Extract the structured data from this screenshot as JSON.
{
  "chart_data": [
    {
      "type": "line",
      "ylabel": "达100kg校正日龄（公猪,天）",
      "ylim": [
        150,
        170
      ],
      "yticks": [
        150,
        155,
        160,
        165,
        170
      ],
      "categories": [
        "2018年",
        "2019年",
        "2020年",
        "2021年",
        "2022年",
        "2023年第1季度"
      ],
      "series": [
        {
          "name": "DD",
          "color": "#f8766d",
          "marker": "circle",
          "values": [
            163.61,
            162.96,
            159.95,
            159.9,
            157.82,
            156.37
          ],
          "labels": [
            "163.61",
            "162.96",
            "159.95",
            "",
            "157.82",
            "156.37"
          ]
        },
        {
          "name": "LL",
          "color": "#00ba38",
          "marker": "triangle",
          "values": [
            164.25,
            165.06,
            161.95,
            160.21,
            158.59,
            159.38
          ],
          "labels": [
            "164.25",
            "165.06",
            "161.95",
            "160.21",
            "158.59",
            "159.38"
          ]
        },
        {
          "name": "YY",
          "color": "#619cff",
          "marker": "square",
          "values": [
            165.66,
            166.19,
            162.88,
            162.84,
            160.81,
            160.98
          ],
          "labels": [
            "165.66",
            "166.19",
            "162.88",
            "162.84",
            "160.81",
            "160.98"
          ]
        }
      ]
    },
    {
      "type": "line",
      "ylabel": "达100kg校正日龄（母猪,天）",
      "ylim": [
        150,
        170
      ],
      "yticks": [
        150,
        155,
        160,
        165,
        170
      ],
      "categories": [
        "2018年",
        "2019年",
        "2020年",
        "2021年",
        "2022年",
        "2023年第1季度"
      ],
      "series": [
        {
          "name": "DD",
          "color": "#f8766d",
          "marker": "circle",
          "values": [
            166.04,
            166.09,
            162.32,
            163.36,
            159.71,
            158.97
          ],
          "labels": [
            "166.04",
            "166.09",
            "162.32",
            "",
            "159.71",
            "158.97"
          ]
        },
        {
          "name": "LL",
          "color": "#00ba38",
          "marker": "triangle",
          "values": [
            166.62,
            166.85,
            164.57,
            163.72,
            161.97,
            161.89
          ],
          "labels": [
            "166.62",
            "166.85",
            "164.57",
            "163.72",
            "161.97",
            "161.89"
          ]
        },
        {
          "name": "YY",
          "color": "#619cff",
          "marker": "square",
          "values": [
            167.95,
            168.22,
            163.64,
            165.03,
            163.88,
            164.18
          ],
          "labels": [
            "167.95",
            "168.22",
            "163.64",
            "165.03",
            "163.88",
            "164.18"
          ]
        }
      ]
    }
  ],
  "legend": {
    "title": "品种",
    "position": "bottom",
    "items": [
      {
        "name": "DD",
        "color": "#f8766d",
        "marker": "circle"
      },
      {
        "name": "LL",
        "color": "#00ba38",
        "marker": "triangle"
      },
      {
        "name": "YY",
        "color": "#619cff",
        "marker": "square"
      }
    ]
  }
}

^^^^^^^^

> The request:
Return the entries above exactly as they appear.

> Exercise output:
Extract the structured data from this screenshot as JSON.
{
  "chart_data": [
    {
      "type": "line",
      "ylabel": "达100kg校正日龄（公猪,天）",
      "ylim": [
        150,
        170
      ],
      "yticks": [
        150,
        155,
        160,
        165,
        170
      ],
      "categories": [
        "2018年",
        "2019年",
        "2020年",
        "2021年",
        "2022年",
        "2023年第1季度"
      ],
      "series": [
        {
          "name": "DD",
          "color": "#f8766d",
          "marker": "circle",
          "values": [
            163.61,
            162.96,
            159.95,
            159.9,
            157.82,
            156.37
          ],
          "labels": [
            "163.61",
            "162.96",
            "159.95",
            "",
            "157.82",
            "156.37"
          ]
        },
        {
          "name": "LL",
          "color": "#00ba38",
          "marker": "triangle",
          "values": [
            164.25,
            165.06,
            161.95,
            160.21,
            158.59,
            159.38
          ],
          "labels": [
            "164.25",
            "165.06",
            "161.95",
            "160.21",
            "158.59",
            "159.38"
          ]
        },
        {
          "name": "YY",
          "color": "#619cff",
          "marker": "square",
          "values": [
            165.66,
            166.19,
            162.88,
            162.84,
            160.81,
            160.98
          ],
          "labels": [
            "165.66",
            "166.19",
            "162.88",
            "162.84",
            "160.81",
            "160.98"
          ]
        }
      ]
    },
    {
      "type": "line",
      "ylabel": "达100kg校正日龄（母猪,天）",
      "ylim": [
        150,
        170
      ],
      "yticks": [
        150,
        155,
        160,
        165,
        170
      ],
      "categories": [
        "2018年",
        "2019年",
        "2020年",
        "2021年",
        "2022年",
        "2023年第1季度"
      ],
      "series": [
        {
          "name": "DD",
          "color": "#f8766d",
          "marker": "circle",
          "values": [
            166.04,
            166.09,
            162.32,
            163.36,
            159.71,
            158.97
          ],
          "labels": [
            "166.04",
            "166.09",
            "162.32",
            "",
            "159.71",
            "158.97"
          ]
        },
        {
          "name": "LL",
          "color": "#00ba38",
          "marker": "triangle",
          "values": [
            166.62,
            166.85,
            164.57,
            163.72,
            161.97,
            161.89
          ],
          "labels": [
            "166.62",
            "166.85",
            "164.57",
            "163.72",
            "161.97",
            "161.89"
          ]
        },
        {
          "name": "YY",
          "color": "#619cff",
          "marker": "square",
          "values": [
            167.95,
            168.22,
            163.64,
            165.03,
            163.88,
            164.18
          ],
          "labels": [
            "167.95",
            "168.22",
            "163.64",
            "165.03",
            "163.88",
            "164.18"
          ]
        }
      ]
    }
  ],
  "legend": {
    "title": "品种",
    "position": "bottom",
    "items": [
      {
        "name": "DD",
        "color": "#f8766d",
        "marker": "circle"
      },
      {
        "name": "LL",
        "color": "#00ba38",
        "marker": "triangle"
      },
      {
        "name": "YY",
        "color": "#619cff",
        "marker": "square"
      }
    ]
  }
}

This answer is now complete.